■ **CONSEGNA 1**
Traduci in inglese questa frase dell'articolo sul Lost Shtetl Museum: «Il percorso museale è costruito come un viaggio.»
■ **CONSEGNA 2**
Ripeti alla lettera il brano dell'articolo sul Lost Shtetl Museum che parte da "Personaggi e Storie" e si chiude con "museo prende forma.".

■ **TESTO**
= = =
Un museo nel vuoto: in Lituania lo shtetl perduto torna a parlare 

Personaggi e Storie
di Anna Balestrieri
È un tentativo dichiarato di ricostruire un mondo, quello degli shtetl dell’Europa orientale: piccoli centri né urbani né rurali, dove per generazioni ebrei e non ebrei hanno condiviso spazi, mercati, strade. Prima della Shoah, questa “civiltà degli shtetl” si estendeva tra Lituania, Polonia, Bielorussia, Ucraina e Lettonia. Oggi è scomparsa quasi del tutto.
 
C’è un paradosso potente all’origine del Lost Shtetl Museum: costruire un museo su una civiltà scomparsa esattamente dove quella civiltà è stata cancellata. A Šeduva, in Lituania, non restano più gli ebrei che per secoli hanno abitato queste strade. Restano le case, le porte, i segni delle mezuzot: ma le vite che le animavano sono svanite. È da questo vuoto che il museo prende forma.

Il progetto 

Come raccontato anche dalla responsabile educativa Jolanta Mickutė, il progetto non si limita a raccogliere oggetti o documenti. È un tentativo dichiarato di ricostruire un mondo, quello degli shtetl dell’Europa orientale: piccoli centri né urbani né rurali, dove per generazioni ebrei e non ebrei hanno condiviso spazi, mercati, strade. Prima della Shoah, questa “civiltà degli shtetl” si estendeva tra Lituania, Polonia, Bielorussia, Ucraina e Lettonia. Oggi è scomparsa quasi del tutto.

Il viaggio nel museo 

Il percorso museale è costruito come un viaggio. Si apre con un film introduttivo che accompagna il visitatore in oltre sei secoli di storia e poi converge nel cuore simbolico dello shtetl: il mercato. Il “Marketplace” non è solo uno spazio espositivo, ma il centro vitale attorno a cui ruotava la convivenza quotidiana — commerci, relazioni, tensioni e scambi tra comunità diverse. Da qui si diramano tre traiettorie: la vita religiosa, i sogni individuali e la distruzione.
= = =
Elementi tratti da un dataset

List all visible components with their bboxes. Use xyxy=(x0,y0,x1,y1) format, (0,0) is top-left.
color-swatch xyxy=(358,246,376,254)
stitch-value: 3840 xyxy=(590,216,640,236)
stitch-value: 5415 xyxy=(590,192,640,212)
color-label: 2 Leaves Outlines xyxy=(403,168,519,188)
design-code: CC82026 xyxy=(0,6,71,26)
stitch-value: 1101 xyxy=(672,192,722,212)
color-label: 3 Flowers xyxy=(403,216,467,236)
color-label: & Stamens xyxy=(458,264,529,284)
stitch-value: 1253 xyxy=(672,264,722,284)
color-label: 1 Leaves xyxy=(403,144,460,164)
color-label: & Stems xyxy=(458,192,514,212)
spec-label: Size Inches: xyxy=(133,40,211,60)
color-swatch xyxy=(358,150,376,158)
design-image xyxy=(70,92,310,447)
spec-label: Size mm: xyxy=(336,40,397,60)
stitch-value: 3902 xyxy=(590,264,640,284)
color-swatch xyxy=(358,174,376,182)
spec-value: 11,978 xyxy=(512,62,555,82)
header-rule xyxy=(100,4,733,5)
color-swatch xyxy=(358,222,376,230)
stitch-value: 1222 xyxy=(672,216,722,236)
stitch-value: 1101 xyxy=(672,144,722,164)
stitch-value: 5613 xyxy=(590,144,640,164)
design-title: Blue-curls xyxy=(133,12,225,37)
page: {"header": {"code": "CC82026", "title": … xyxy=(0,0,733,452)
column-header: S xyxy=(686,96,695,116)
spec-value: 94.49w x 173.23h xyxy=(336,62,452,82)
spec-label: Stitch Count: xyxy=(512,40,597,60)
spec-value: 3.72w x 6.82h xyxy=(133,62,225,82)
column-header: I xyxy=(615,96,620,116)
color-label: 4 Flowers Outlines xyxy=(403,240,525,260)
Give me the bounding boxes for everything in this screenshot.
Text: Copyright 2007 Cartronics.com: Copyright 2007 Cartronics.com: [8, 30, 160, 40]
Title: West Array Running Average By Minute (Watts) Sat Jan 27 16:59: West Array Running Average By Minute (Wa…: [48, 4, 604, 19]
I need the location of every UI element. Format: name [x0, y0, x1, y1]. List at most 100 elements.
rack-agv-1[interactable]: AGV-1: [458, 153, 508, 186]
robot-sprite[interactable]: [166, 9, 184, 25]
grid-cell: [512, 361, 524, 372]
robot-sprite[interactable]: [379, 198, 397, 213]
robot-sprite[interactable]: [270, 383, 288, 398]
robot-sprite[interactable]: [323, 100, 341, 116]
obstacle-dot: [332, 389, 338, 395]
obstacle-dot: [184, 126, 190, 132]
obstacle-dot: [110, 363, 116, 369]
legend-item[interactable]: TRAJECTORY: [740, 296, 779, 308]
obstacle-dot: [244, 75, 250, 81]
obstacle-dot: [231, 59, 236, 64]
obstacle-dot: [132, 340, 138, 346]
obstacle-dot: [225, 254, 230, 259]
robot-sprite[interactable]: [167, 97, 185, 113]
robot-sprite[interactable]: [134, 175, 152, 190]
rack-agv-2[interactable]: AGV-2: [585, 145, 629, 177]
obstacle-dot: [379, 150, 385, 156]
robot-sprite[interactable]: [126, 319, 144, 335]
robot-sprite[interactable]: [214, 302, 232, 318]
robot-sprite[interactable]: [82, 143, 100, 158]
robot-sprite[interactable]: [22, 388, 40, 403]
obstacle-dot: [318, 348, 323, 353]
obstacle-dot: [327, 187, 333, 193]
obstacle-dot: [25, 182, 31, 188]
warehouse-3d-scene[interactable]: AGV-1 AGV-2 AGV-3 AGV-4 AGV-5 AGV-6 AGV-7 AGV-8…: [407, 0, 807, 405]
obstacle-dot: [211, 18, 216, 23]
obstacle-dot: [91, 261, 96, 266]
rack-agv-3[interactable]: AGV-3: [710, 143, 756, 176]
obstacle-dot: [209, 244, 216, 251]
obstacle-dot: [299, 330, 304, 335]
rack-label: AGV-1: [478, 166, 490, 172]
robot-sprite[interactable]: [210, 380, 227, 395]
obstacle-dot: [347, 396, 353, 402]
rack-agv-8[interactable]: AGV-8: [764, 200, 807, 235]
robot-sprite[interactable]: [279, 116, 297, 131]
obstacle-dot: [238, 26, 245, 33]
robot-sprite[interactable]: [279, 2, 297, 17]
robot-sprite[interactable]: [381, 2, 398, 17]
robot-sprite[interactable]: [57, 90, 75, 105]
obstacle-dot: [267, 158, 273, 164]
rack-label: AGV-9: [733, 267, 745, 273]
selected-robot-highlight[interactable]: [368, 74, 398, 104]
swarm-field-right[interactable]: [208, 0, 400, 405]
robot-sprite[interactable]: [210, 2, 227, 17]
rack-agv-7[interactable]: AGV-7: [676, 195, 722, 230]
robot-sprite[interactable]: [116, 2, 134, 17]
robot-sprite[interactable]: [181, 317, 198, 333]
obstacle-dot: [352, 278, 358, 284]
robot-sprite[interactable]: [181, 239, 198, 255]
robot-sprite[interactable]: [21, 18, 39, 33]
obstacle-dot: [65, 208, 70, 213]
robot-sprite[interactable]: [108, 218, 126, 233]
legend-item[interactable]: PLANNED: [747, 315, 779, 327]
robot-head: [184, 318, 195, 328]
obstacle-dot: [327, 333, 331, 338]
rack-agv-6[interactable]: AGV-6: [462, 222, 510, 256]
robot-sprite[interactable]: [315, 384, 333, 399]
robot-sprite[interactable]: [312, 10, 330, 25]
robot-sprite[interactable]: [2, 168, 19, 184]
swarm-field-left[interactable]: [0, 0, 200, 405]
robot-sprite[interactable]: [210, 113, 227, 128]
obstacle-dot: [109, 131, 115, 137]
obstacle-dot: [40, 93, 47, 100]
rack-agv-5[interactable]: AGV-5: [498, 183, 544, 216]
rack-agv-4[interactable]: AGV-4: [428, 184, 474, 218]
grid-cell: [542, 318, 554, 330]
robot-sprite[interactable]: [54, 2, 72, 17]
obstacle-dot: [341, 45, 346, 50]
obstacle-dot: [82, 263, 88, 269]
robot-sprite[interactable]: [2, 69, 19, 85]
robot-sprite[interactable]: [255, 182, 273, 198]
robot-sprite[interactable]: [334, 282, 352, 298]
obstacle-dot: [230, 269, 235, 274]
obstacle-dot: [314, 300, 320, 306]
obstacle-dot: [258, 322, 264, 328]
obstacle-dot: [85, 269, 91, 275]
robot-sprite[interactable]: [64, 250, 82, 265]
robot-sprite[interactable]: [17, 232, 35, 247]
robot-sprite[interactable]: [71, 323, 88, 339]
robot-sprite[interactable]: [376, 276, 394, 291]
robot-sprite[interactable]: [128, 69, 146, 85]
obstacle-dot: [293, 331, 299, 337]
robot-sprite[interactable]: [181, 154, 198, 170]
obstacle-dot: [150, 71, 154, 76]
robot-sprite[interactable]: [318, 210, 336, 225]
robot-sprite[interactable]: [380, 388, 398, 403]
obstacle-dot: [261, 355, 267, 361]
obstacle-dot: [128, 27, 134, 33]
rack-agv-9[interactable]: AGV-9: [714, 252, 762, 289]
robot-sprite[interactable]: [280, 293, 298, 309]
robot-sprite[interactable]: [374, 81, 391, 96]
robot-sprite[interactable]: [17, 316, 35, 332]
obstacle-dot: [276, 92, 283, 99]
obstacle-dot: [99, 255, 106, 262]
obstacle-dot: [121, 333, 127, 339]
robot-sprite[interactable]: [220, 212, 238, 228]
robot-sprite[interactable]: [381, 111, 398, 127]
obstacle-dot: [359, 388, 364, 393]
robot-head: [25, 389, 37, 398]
= = =
■ **RISPOSTA 1**
The museum route is laid out as a journey.

■ **RISPOSTA 2**
Personaggi e Storie
di Anna Balestrieri
È un tentativo dichiarato di ricostruire un mondo, quello degli shtetl dell’Europa orientale: piccoli centri né urbani né rurali, dove per generazioni ebrei e non ebrei hanno condiviso spazi, mercati, strade. Prima della Shoah, questa “civiltà degli shtetl” si estendeva tra Lituania, Polonia, Bielorussia, Ucraina e Lettonia. Oggi è scomparsa quasi del tutto.
 
C’è un paradosso potente all’origine del Lost Shtetl Museum: costruire un museo su una civiltà scomparsa esattamente dove quella civiltà è stata cancellata. A Šeduva, in Lituania, non restano più gli ebrei che per secoli hanno abitato queste strade. Restano le case, le porte, i segni delle mezuzot: ma le vite che le animavano sono svanite. È da questo vuoto che il museo prende forma.